BEGIN INPUT RECORDS
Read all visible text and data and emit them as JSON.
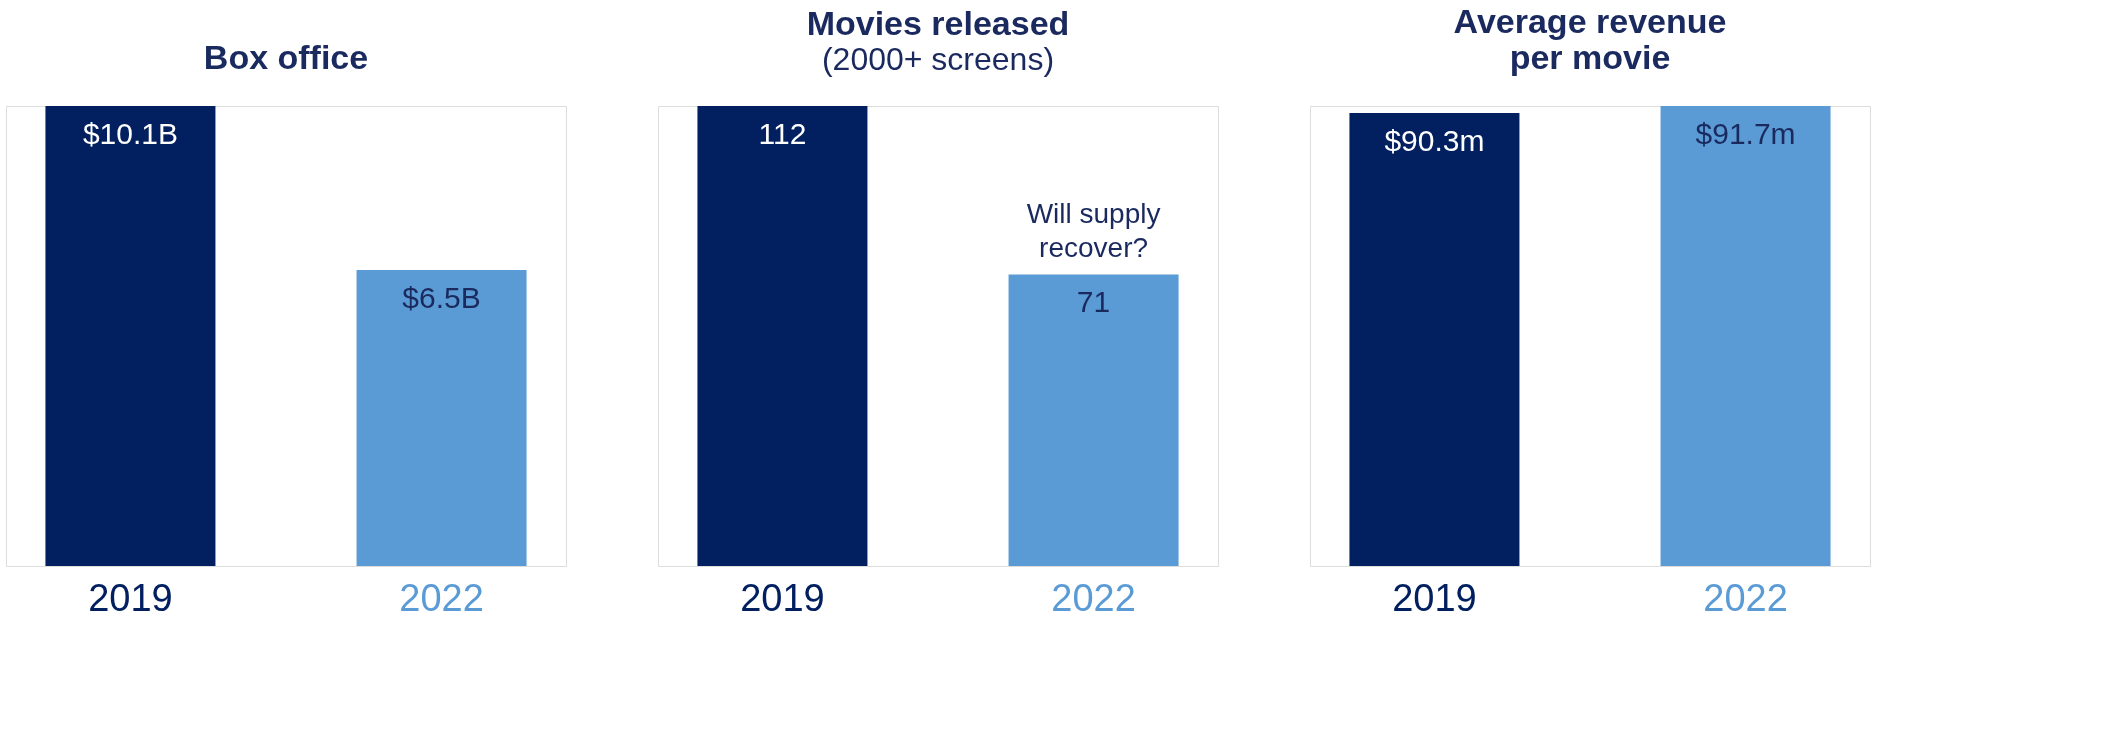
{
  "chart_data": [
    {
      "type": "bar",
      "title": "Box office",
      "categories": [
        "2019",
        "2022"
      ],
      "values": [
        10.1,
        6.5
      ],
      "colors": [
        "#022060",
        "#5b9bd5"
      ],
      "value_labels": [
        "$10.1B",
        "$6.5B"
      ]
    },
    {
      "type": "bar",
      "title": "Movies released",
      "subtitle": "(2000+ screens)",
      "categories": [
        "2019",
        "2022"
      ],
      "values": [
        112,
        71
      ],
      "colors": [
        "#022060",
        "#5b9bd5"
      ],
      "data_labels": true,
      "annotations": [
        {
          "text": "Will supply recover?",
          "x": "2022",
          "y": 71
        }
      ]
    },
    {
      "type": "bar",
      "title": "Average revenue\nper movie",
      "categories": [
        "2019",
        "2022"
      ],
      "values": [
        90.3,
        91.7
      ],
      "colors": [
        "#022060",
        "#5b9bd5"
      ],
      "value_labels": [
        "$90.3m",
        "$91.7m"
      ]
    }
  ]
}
END INPUT RECORDS
BEGIN INPUT RECORDS
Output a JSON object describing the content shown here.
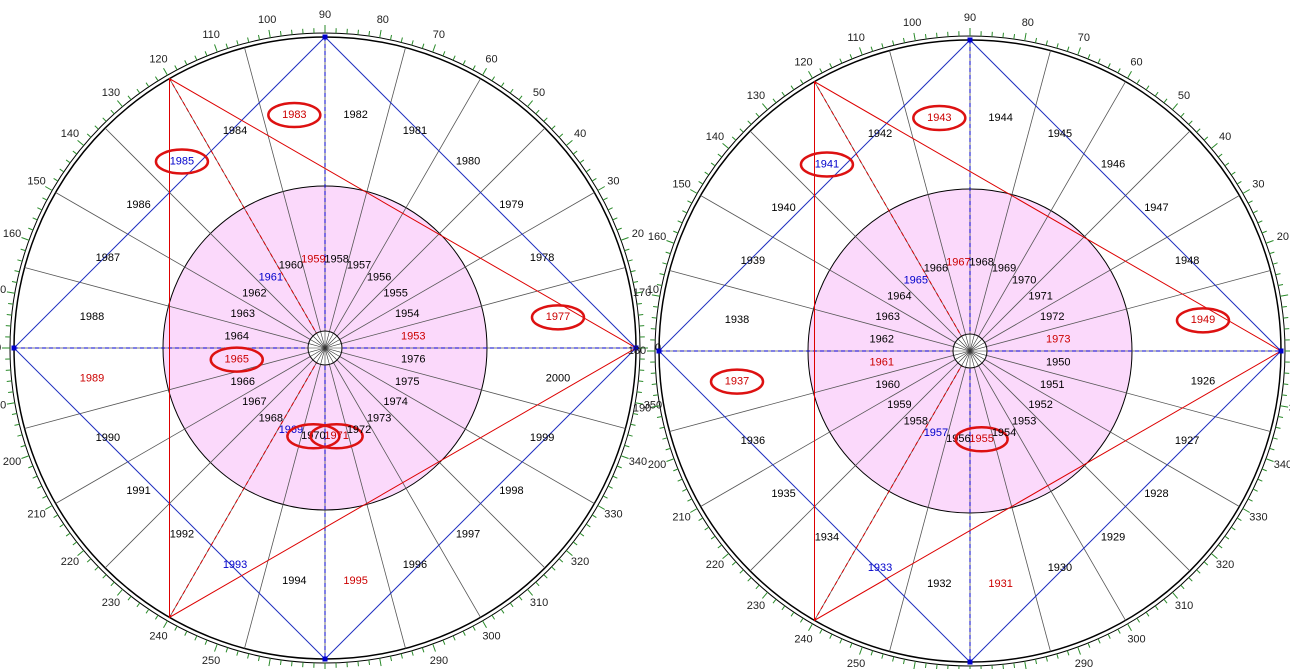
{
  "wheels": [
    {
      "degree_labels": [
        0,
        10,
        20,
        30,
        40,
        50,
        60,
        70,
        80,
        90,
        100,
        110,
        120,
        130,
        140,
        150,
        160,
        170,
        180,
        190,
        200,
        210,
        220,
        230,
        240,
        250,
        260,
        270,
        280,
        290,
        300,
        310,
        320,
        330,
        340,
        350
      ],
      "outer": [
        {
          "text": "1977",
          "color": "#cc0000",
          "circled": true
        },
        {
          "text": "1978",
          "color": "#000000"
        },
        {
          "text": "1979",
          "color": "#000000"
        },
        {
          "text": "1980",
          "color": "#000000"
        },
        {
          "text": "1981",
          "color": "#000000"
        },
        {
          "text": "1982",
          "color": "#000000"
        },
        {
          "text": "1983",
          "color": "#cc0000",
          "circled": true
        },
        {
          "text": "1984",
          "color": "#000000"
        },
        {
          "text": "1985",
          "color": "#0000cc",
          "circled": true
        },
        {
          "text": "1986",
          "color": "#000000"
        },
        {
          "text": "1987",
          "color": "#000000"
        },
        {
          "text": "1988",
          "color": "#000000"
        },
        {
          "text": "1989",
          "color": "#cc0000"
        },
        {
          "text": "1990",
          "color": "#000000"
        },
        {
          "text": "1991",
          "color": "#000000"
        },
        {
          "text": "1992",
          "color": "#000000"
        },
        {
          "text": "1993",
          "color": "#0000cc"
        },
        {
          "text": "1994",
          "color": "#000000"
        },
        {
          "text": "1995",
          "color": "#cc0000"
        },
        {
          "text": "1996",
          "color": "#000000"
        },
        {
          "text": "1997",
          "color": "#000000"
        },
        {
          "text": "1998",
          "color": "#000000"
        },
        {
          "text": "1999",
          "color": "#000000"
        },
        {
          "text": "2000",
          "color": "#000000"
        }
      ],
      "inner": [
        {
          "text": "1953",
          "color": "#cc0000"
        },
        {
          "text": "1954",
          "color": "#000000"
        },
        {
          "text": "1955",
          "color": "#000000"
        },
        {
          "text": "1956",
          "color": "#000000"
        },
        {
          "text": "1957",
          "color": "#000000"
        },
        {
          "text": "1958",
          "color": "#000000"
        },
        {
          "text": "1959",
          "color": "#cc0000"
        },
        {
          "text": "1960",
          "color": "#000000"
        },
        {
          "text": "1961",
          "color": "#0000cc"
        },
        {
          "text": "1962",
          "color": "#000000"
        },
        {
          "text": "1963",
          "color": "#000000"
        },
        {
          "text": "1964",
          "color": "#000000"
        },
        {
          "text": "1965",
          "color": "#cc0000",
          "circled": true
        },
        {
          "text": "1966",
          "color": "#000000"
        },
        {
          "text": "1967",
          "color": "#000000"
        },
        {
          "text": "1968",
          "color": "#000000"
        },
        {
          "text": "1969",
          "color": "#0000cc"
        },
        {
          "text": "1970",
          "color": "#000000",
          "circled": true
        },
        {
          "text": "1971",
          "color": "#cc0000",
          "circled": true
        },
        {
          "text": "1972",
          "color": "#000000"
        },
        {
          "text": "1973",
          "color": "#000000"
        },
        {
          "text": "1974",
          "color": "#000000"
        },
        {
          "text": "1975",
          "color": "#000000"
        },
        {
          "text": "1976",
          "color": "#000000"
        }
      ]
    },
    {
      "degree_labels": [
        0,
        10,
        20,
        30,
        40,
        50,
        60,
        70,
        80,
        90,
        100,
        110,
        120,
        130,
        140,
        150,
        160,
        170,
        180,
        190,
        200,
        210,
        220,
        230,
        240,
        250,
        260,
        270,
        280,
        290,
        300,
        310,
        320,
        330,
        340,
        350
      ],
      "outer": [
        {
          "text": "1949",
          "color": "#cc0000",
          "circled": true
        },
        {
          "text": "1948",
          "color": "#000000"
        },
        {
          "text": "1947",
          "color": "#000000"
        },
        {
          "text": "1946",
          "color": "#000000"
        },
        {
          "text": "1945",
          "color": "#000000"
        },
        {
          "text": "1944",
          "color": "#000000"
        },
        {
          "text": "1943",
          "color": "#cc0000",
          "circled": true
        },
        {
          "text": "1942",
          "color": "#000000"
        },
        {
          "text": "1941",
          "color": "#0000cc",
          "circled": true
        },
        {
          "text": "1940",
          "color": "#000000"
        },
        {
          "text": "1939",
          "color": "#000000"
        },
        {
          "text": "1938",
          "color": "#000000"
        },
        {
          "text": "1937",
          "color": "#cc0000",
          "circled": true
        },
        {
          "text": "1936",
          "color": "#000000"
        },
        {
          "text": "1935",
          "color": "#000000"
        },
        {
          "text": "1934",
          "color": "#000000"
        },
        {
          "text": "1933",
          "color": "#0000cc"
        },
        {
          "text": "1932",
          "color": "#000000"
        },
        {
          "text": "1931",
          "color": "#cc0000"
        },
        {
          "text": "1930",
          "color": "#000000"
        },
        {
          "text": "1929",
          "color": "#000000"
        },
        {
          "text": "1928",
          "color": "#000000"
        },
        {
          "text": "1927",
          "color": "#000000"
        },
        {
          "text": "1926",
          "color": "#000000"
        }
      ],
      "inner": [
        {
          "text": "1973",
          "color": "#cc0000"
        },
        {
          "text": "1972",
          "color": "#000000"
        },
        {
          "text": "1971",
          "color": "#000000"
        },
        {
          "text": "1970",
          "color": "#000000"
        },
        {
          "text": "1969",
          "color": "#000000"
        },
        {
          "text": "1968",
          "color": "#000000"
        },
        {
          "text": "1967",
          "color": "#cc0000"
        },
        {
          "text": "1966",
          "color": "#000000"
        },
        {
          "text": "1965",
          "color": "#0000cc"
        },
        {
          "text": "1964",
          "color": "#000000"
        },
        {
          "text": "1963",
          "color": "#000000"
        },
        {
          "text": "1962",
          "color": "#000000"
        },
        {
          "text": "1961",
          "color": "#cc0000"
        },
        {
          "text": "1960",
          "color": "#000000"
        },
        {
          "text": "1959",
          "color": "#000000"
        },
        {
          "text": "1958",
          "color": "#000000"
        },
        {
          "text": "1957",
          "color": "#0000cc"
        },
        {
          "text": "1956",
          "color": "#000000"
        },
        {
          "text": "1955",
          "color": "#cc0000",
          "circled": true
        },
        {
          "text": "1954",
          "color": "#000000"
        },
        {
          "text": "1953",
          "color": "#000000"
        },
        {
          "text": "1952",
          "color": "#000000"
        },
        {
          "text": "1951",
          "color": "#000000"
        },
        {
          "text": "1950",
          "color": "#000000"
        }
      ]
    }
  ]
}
END INPUT RECORDS
BEGIN INPUT RECORDS
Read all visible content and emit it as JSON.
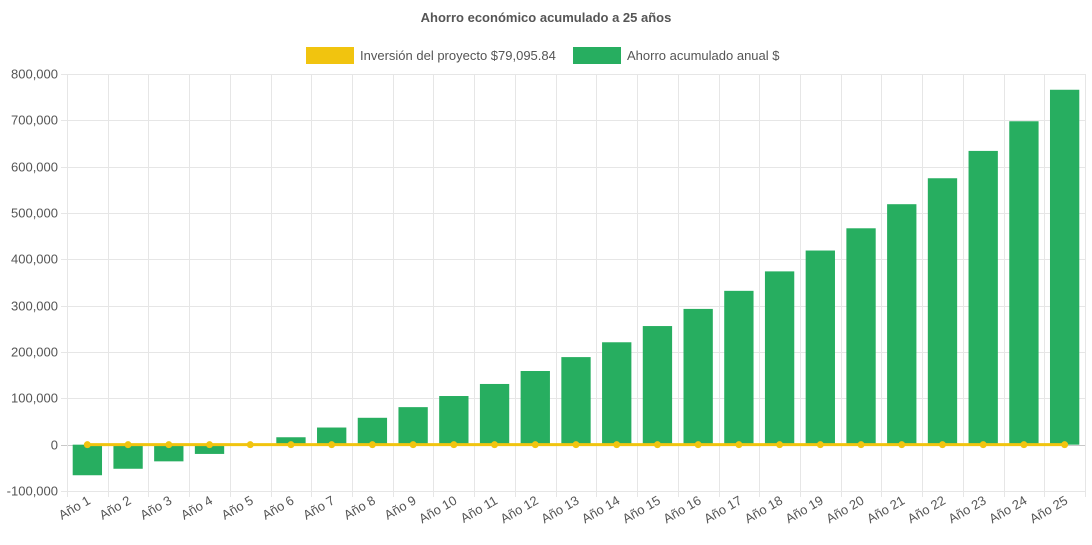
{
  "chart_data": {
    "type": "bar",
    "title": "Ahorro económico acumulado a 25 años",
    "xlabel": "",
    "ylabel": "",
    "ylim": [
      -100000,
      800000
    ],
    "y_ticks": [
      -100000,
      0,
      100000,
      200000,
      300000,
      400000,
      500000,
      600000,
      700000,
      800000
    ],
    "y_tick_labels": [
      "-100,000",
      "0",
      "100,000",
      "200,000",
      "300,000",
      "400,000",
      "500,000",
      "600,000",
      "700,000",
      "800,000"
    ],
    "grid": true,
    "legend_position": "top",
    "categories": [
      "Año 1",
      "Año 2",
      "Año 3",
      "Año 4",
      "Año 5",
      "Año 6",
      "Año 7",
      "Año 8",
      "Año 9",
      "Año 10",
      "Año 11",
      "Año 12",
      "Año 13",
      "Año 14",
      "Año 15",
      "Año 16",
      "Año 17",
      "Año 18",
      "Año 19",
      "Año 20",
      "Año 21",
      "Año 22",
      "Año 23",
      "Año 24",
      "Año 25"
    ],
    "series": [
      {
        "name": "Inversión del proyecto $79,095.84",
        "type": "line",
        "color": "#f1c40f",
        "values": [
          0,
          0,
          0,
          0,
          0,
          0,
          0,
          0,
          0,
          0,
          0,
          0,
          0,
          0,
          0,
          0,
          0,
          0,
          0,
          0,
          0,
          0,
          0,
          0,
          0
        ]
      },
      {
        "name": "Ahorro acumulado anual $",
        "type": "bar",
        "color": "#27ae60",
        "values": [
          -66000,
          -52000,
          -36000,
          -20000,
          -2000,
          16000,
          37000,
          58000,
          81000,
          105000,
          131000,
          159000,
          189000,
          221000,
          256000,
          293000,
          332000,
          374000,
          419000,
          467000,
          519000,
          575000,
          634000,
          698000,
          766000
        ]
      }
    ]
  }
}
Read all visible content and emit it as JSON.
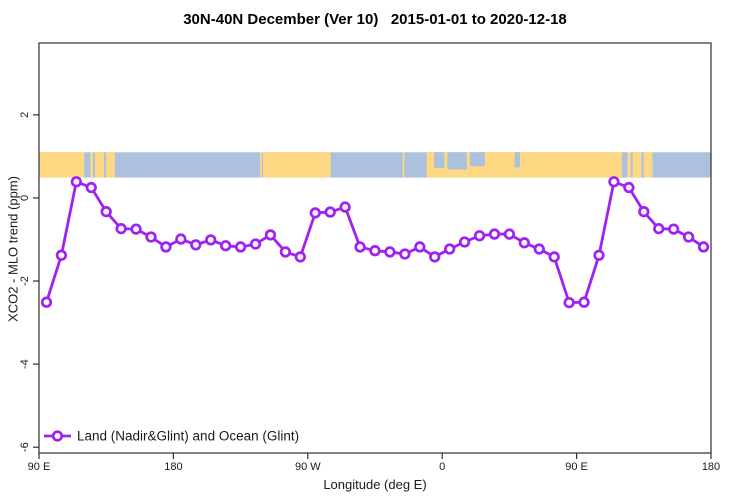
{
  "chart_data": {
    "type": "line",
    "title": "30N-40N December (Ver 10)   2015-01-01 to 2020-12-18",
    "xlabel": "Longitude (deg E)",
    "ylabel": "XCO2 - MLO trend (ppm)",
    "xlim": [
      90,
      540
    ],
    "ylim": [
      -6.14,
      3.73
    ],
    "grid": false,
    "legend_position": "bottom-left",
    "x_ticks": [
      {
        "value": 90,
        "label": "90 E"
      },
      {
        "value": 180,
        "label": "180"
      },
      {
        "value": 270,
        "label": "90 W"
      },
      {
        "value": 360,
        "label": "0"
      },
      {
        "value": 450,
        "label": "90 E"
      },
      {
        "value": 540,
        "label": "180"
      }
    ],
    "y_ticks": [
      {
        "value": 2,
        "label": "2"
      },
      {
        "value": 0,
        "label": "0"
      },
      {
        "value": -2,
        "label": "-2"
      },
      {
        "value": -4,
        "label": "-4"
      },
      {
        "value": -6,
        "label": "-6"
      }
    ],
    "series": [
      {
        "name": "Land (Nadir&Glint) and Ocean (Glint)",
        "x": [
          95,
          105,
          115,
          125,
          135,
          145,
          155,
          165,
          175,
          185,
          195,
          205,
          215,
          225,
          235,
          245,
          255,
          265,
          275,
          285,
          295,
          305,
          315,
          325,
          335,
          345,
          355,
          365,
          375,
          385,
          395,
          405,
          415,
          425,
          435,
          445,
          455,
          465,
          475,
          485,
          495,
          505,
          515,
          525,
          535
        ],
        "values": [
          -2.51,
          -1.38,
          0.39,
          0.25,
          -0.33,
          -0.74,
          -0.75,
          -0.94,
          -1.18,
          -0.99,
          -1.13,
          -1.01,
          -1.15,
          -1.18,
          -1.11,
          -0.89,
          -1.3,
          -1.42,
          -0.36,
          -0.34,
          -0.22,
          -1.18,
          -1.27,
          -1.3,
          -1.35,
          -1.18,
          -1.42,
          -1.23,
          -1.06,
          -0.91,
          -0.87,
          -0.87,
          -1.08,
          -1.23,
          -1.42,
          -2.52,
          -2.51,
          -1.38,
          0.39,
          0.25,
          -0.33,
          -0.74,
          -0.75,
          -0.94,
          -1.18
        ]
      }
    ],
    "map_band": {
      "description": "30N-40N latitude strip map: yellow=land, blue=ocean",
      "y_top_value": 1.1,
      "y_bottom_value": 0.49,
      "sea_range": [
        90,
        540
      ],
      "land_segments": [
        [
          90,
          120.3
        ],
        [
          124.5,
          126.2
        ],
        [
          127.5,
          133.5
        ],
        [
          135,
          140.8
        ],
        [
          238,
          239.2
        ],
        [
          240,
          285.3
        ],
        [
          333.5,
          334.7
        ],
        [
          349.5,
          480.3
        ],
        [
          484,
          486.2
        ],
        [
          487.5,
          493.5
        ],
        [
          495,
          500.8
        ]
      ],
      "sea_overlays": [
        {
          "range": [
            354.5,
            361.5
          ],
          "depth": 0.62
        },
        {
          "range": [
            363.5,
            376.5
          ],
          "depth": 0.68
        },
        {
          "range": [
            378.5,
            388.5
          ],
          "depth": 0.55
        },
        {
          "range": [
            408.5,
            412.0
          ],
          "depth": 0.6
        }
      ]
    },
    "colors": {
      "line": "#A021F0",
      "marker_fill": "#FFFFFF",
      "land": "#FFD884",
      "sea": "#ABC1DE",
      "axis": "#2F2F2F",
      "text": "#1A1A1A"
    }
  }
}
END INPUT RECORDS
• _PROBLEM REQUIREMENTS_
Pick out each line that holds the string "depth".

• _ANSWER TO THIS EXERCISE_
          "depth": 0.62
          "depth": 0.68
          "depth": 0.55
          "depth": 0.6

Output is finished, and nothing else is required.